*INPUT DATA*.
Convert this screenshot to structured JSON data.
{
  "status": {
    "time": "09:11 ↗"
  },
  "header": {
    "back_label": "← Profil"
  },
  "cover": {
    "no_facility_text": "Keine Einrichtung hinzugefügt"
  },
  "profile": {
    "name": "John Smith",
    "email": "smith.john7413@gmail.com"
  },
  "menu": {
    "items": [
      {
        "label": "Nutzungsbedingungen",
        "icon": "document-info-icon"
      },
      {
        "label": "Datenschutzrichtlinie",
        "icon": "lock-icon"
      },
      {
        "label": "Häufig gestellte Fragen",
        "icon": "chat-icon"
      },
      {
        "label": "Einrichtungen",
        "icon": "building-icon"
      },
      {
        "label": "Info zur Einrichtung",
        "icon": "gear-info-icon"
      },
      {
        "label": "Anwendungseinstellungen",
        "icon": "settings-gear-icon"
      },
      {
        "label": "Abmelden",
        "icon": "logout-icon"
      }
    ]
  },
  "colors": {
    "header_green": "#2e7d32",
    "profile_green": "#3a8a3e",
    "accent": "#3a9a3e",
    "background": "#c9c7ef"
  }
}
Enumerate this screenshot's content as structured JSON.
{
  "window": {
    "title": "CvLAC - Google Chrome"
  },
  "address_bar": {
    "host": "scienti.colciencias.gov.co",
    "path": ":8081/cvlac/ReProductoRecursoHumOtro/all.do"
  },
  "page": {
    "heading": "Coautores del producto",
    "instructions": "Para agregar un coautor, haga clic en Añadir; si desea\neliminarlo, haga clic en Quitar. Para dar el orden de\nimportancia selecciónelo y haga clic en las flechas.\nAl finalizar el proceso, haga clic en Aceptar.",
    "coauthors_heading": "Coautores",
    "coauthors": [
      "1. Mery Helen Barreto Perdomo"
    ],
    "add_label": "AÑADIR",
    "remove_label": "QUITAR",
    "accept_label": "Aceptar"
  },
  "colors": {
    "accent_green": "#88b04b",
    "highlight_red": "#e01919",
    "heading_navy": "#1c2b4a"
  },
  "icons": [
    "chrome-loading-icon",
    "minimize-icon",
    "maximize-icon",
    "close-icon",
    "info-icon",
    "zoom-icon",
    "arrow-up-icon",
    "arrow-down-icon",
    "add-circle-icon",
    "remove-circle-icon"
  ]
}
...
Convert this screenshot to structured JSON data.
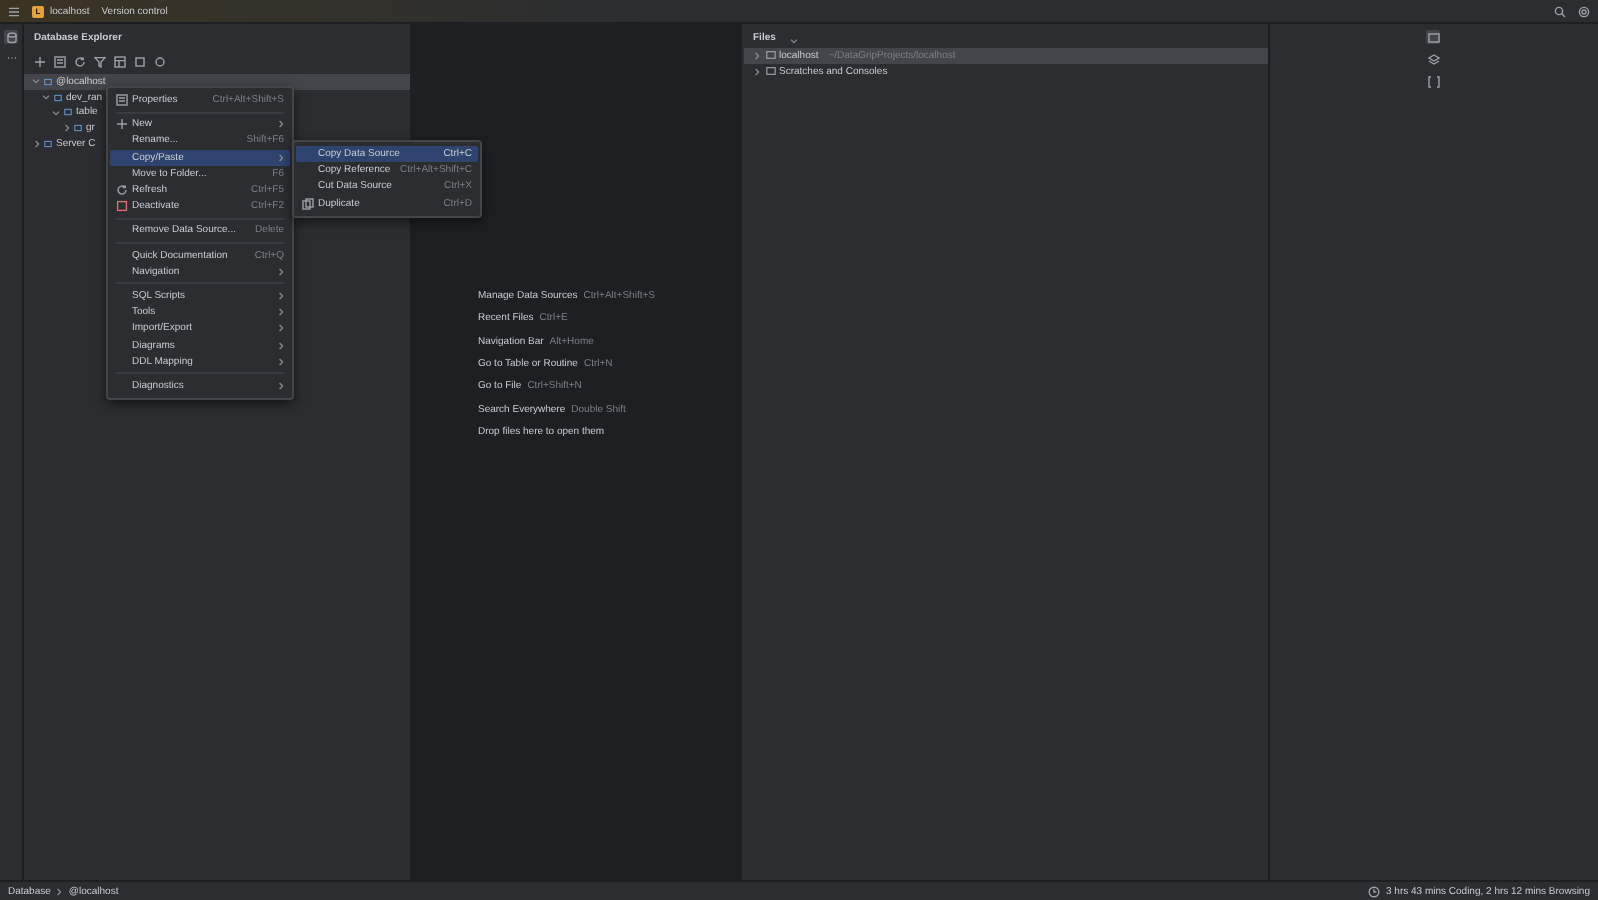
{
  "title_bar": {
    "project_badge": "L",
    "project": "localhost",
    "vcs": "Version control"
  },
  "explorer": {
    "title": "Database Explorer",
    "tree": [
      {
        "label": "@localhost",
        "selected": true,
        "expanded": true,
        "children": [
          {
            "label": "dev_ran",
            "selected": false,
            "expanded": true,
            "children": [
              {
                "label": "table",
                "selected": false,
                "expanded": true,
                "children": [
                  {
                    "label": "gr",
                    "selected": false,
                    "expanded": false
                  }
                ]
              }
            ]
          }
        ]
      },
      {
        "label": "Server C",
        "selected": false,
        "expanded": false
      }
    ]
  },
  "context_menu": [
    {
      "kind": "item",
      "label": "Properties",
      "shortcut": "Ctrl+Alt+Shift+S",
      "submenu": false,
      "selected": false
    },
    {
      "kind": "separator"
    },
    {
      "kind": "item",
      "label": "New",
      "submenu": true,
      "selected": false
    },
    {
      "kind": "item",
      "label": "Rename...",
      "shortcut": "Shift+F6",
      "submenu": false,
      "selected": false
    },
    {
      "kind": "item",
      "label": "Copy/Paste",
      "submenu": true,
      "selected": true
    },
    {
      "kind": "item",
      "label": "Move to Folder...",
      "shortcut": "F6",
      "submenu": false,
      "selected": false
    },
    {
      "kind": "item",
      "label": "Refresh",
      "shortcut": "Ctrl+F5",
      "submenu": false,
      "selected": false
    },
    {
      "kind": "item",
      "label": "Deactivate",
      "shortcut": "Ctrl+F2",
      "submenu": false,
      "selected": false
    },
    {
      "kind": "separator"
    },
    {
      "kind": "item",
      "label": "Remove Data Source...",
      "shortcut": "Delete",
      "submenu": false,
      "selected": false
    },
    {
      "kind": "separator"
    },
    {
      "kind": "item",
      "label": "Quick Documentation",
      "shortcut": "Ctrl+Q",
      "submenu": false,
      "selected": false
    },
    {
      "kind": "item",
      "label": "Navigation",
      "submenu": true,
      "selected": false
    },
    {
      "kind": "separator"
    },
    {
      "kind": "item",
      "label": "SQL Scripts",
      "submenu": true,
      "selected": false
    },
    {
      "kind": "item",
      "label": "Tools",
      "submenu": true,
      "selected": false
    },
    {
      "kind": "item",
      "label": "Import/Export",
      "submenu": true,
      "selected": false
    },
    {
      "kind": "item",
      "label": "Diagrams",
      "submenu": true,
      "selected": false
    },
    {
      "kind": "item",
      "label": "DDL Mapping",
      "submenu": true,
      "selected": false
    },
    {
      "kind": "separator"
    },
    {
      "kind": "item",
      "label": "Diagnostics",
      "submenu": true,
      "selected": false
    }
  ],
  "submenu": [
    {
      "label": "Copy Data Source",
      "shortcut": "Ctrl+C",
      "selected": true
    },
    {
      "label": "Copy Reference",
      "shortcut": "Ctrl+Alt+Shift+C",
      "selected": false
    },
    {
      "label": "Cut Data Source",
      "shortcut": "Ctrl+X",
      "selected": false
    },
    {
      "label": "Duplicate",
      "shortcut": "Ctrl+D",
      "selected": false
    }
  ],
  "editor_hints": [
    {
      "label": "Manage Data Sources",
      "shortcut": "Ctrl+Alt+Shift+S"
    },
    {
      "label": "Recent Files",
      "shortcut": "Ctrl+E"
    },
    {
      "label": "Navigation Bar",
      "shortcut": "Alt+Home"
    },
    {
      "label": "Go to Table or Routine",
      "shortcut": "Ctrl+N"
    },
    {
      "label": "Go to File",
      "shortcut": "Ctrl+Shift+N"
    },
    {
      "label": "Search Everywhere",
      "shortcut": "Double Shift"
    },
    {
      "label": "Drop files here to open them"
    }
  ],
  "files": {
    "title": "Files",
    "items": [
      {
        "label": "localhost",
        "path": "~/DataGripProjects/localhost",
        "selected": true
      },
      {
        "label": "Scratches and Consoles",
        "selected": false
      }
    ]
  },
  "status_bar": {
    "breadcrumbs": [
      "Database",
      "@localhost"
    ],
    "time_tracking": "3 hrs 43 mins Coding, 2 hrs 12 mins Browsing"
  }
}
==
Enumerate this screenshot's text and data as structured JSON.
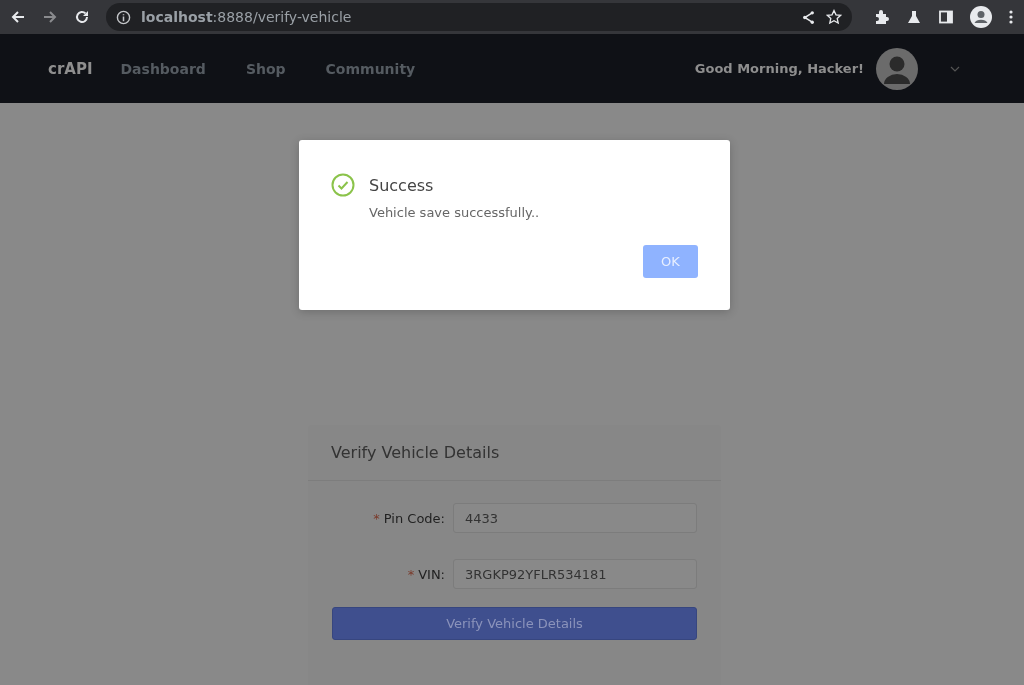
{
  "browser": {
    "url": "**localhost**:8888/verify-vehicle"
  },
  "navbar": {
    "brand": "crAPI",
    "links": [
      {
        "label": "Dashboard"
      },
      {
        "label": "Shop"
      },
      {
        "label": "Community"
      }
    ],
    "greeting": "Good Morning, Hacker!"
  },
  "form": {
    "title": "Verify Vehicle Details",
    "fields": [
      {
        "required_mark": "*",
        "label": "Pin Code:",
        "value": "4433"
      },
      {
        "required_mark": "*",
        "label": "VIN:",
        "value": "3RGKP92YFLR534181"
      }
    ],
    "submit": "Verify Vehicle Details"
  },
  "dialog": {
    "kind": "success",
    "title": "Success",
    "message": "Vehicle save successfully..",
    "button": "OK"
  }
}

*DO THIS*.
Using the entries above, find all lines with "Coautores". Copy them.

*COMPLETED TASK*.
    "heading": "Coautores del producto",
    "coauthors_heading": "Coautores",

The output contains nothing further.